AUSGANGSTEXT:
========
Der einzige Fahrradsupermarkt in dem ich bisher war, gehört auch zur XXL-Gruppe. Ich habe da (nicht in Gelsenkirchen) neulich mal nachgefragt, ob sie ein ICB haben, da ich noch zwischen Größe S und M schwanke und gern mal ausprobieren wollte. Die hatten aber keins da und wollten auch für 2014 keins bestellen. Das ist aber auch gut so: Als ich das letzte Mal in dem Laden nach Bremsbelägen "für eine Magura Louise FR Scheibenbremse"(Zitat!) gefragt habe, wollte der "Verkäufer" mir Felgenbremsbeläge andrehen. Das hat meine Einstellung gegenüber diesem Verein nachhaltig geprägt: Quantität statt Qualität. Das heißt aber nicht, dass die MTB-Abteilung zum Scheitern verurteilt ist, sondern dass diese auf absehbare Zeit vom Kerngeschäft Massenmarkt (=nicht fachkundige Kunden, denen man im Zweifelsfall alles andrehen kann) mitgezogen wird. Das ICB ist deshalb für mich eine umso größere Überraschung geworden. Allerdings hat sich an den Filialen und deren Personal dadurch nichts geändert.
Ich würde den Verein daher zwar nur ungern durch einen Kauf unterstützen und schon gar nicht den Schrauberkünsten der Angestellten in den Filialen vertrauen, aber wenn auch in Zukunft wirklich gute und günstige MTBs dabei rauskommen, kann ich damit leben. Ich suche in erster Linie viel Rad für wenig Geld. Und vielleicht kommen durch einen weiteren ernsthafen Konkurrenten auch andere Hersteller in Zugzwang... Mal sehen, was YT fürs nächste Jahr vorstellt. Welche Marke auf dem Rahmen steht, ist mir egal, solange Geo, Fahrwerk, etc. stimmen. Achso, und möglichst schwarz sollte das Rad sein...


----------



## Sun_dancer (17. September 2013)

Carver_Bikes schrieb:


> Leider richtig. Die Nachfrage in den XXL-Filialen ist bisher gleich Null.
> Wenn die XXL-Filialen keine Rahmen bestellen, gibt's keine.
> Gruß Hans



Mein Gott... wie ignorant kann man denn sein???
- RnC Framesets wurden alle ungesehen bezahlt und gekauft
- Serien-Framesets und Kompletträder wurden FXXL unterm Ars** weggekauft
- es wurden vorab nur auf Verdacht Anzahlungen geleistet
- die Montagequalität war schockierend schlecht und die Dinger sind trotzdem rausgegangen
- mehrere User ausm Forum hätten heute noch gern einen Rahmen in ihrer passenden Größe

Was wollen die noch?
========
GEGEBENE ZEILEN:
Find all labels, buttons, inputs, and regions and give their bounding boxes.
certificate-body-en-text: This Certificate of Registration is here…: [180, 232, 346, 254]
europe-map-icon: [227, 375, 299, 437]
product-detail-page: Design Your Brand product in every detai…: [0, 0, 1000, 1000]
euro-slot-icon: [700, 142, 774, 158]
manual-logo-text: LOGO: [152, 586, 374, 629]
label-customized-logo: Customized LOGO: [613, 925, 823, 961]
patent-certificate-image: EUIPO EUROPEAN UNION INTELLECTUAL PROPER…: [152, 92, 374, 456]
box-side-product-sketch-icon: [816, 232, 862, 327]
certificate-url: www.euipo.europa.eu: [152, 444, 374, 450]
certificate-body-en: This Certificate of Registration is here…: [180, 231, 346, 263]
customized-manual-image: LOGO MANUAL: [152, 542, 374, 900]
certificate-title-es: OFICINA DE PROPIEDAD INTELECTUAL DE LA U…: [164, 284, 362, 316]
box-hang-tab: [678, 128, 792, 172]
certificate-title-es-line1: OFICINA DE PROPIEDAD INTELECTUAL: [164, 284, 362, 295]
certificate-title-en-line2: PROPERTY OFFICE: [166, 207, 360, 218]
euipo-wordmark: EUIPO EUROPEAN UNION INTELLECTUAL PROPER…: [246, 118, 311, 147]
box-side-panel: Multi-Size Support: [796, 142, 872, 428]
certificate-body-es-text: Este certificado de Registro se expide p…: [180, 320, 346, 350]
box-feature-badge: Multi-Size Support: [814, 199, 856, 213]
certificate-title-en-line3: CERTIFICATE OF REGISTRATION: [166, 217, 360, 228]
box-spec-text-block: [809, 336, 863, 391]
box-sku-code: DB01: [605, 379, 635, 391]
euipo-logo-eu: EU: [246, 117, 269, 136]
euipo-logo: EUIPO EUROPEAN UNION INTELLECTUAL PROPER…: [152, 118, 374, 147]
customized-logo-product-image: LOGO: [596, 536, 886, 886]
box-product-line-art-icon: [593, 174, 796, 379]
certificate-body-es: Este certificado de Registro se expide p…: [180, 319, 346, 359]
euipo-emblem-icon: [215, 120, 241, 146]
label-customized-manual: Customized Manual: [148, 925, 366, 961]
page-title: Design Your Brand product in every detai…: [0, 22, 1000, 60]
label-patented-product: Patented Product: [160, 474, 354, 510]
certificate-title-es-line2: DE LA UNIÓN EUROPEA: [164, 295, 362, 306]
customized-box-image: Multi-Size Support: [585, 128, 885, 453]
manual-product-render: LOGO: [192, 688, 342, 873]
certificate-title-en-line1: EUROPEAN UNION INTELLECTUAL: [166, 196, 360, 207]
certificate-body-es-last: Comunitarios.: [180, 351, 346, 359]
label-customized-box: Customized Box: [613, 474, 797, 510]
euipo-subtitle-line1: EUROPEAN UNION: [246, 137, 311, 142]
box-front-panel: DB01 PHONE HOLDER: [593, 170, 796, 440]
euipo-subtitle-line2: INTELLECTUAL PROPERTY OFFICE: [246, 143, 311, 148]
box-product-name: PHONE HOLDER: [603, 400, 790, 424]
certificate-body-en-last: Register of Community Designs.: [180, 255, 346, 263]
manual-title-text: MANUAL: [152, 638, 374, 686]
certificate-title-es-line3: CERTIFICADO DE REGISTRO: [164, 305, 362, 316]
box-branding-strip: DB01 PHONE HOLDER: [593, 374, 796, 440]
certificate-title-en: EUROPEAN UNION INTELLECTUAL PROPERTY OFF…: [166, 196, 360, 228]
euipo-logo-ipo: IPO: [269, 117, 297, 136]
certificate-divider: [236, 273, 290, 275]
========
KURZE AUFGABE: Gib den Abschnitt aus dem Ausgangstext wortgetreu wieder, von „Ich würde den“ bis einschließlich „das Rad sein...“.

ANTWORT UNTEN:
Ich würde den Verein daher zwar nur ungern durch einen Kauf unterstützen und schon gar nicht den Schrauberkünsten der Angestellten in den Filialen vertrauen, aber wenn auch in Zukunft wirklich gute und günstige MTBs dabei rauskommen, kann ich damit leben. Ich suche in erster Linie viel Rad für wenig Geld. Und vielleicht kommen durch einen weiteren ernsthafen Konkurrenten auch andere Hersteller in Zugzwang... Mal sehen, was YT fürs nächste Jahr vorstellt. Welche Marke auf dem Rahmen steht, ist mir egal, solange Geo, Fahrwerk, etc. stimmen. Achso, und möglichst schwarz sollte das Rad sein...